▸ **Task to carry out**
The entries below should be output exactly as written.

▸ **Supplied entries**
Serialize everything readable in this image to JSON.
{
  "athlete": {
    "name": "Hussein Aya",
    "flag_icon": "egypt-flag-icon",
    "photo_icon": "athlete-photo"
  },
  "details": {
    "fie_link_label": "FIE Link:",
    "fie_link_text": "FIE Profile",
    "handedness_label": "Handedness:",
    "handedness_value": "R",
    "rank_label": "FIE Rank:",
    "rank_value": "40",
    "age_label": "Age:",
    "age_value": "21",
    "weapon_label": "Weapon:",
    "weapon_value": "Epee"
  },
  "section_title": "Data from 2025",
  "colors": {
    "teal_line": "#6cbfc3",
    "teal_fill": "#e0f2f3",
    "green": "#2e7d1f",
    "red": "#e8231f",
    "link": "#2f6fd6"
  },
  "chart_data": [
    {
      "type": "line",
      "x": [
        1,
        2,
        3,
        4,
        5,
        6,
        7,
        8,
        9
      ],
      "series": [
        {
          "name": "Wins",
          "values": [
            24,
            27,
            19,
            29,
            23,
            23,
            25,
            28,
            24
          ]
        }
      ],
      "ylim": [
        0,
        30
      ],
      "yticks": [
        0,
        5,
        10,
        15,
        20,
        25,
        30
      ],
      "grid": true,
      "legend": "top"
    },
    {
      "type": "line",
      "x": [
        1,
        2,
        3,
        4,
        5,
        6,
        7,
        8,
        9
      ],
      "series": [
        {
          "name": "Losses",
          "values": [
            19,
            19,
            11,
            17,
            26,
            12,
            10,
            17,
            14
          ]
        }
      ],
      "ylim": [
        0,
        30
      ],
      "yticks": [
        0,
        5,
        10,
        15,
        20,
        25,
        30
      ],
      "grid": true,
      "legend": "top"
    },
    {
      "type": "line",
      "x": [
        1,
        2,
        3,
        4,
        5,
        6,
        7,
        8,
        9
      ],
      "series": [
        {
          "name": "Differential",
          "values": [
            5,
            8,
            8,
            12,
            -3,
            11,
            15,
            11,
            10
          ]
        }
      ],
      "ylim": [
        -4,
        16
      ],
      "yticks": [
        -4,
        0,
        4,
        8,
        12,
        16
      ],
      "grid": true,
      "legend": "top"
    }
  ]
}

▸ **Exercise output**
Serialize everything readable in this image to JSON.
{
  "athlete": {
    "name": "Hussein Aya",
    "flag_icon": "egypt-flag-icon",
    "photo_icon": "athlete-photo"
  },
  "details": {
    "fie_link_label": "FIE Link:",
    "fie_link_text": "FIE Profile",
    "handedness_label": "Handedness:",
    "handedness_value": "R",
    "rank_label": "FIE Rank:",
    "rank_value": "40",
    "age_label": "Age:",
    "age_value": "21",
    "weapon_label": "Weapon:",
    "weapon_value": "Epee"
  },
  "section_title": "Data from 2025",
  "colors": {
    "teal_line": "#6cbfc3",
    "teal_fill": "#e0f2f3",
    "green": "#2e7d1f",
    "red": "#e8231f",
    "link": "#2f6fd6"
  },
  "chart_data": [
    {
      "type": "line",
      "x": [
        1,
        2,
        3,
        4,
        5,
        6,
        7,
        8,
        9
      ],
      "series": [
        {
          "name": "Wins",
          "values": [
            24,
            27,
            19,
            29,
            23,
            23,
            25,
            28,
            24
          ]
        }
      ],
      "ylim": [
        0,
        30
      ],
      "yticks": [
        0,
        5,
        10,
        15,
        20,
        25,
        30
      ],
      "grid": true,
      "legend": "top"
    },
    {
      "type": "line",
      "x": [
        1,
        2,
        3,
        4,
        5,
        6,
        7,
        8,
        9
      ],
      "series": [
        {
          "name": "Losses",
          "values": [
            19,
            19,
            11,
            17,
            26,
            12,
            10,
            17,
            14
          ]
        }
      ],
      "ylim": [
        0,
        30
      ],
      "yticks": [
        0,
        5,
        10,
        15,
        20,
        25,
        30
      ],
      "grid": true,
      "legend": "top"
    },
    {
      "type": "line",
      "x": [
        1,
        2,
        3,
        4,
        5,
        6,
        7,
        8,
        9
      ],
      "series": [
        {
          "name": "Differential",
          "values": [
            5,
            8,
            8,
            12,
            -3,
            11,
            15,
            11,
            10
          ]
        }
      ],
      "ylim": [
        -4,
        16
      ],
      "yticks": [
        -4,
        0,
        4,
        8,
        12,
        16
      ],
      "grid": true,
      "legend": "top"
    }
  ]
}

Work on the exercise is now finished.